What to work on: Every record that follows must be duplicated exactly, with images left out.
─── Records supplied ───
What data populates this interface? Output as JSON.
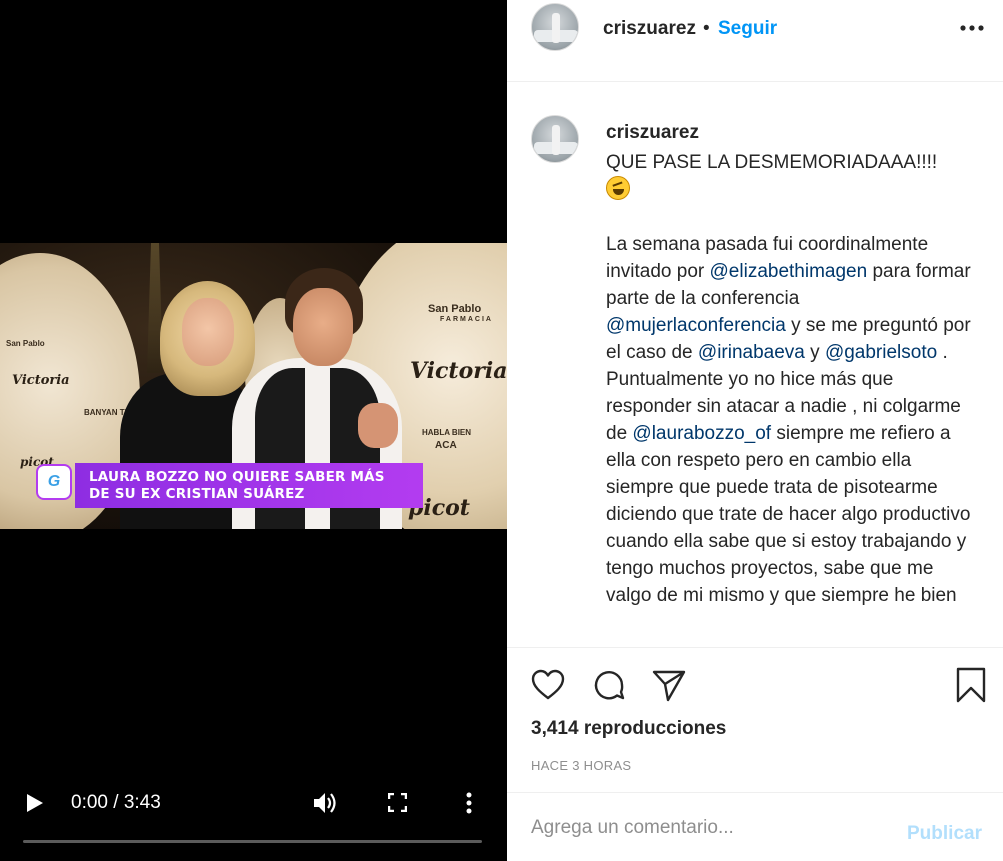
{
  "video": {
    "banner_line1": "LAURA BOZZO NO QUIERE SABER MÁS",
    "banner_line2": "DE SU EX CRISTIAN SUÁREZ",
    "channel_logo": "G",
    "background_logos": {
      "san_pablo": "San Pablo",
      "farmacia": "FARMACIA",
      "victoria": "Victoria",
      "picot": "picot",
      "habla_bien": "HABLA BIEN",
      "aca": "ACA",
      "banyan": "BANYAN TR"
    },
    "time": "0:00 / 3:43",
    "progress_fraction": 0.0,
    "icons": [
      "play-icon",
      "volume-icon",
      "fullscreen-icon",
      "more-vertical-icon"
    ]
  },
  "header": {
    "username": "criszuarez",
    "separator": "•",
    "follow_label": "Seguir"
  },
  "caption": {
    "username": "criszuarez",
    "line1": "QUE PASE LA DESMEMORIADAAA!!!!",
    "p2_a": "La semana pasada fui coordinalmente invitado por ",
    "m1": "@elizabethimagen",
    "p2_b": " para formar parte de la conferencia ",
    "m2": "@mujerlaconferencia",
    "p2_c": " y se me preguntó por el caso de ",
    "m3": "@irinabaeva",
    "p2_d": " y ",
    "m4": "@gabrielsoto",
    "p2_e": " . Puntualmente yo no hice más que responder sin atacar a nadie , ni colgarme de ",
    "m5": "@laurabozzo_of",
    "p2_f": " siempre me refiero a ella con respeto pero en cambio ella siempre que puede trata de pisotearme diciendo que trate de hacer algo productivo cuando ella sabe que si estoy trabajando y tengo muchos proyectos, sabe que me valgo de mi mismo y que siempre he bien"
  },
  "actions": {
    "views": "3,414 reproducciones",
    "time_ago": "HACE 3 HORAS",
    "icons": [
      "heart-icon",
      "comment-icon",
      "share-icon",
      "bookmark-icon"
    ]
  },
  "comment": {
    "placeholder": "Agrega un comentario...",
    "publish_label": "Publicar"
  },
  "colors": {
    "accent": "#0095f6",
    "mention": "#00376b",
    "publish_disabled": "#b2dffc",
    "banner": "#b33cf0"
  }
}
───
Written solution:
What data populates this interface? Output as JSON.
{
  "video": {
    "banner_line1": "LAURA BOZZO NO QUIERE SABER MÁS",
    "banner_line2": "DE SU EX CRISTIAN SUÁREZ",
    "channel_logo": "G",
    "background_logos": {
      "san_pablo": "San Pablo",
      "farmacia": "FARMACIA",
      "victoria": "Victoria",
      "picot": "picot",
      "habla_bien": "HABLA BIEN",
      "aca": "ACA",
      "banyan": "BANYAN TR"
    },
    "time": "0:00 / 3:43",
    "progress_fraction": 0.0,
    "icons": [
      "play-icon",
      "volume-icon",
      "fullscreen-icon",
      "more-vertical-icon"
    ]
  },
  "header": {
    "username": "criszuarez",
    "separator": "•",
    "follow_label": "Seguir"
  },
  "caption": {
    "username": "criszuarez",
    "line1": "QUE PASE LA DESMEMORIADAAA!!!!",
    "p2_a": "La semana pasada fui coordinalmente invitado por ",
    "m1": "@elizabethimagen",
    "p2_b": " para formar parte de la conferencia ",
    "m2": "@mujerlaconferencia",
    "p2_c": " y se me preguntó por el caso de ",
    "m3": "@irinabaeva",
    "p2_d": " y ",
    "m4": "@gabrielsoto",
    "p2_e": " . Puntualmente yo no hice más que responder sin atacar a nadie , ni colgarme de ",
    "m5": "@laurabozzo_of",
    "p2_f": " siempre me refiero a ella con respeto pero en cambio ella siempre que puede trata de pisotearme diciendo que trate de hacer algo productivo cuando ella sabe que si estoy trabajando y tengo muchos proyectos, sabe que me valgo de mi mismo y que siempre he bien"
  },
  "actions": {
    "views": "3,414 reproducciones",
    "time_ago": "HACE 3 HORAS",
    "icons": [
      "heart-icon",
      "comment-icon",
      "share-icon",
      "bookmark-icon"
    ]
  },
  "comment": {
    "placeholder": "Agrega un comentario...",
    "publish_label": "Publicar"
  },
  "colors": {
    "accent": "#0095f6",
    "mention": "#00376b",
    "publish_disabled": "#b2dffc",
    "banner": "#b33cf0"
  }
}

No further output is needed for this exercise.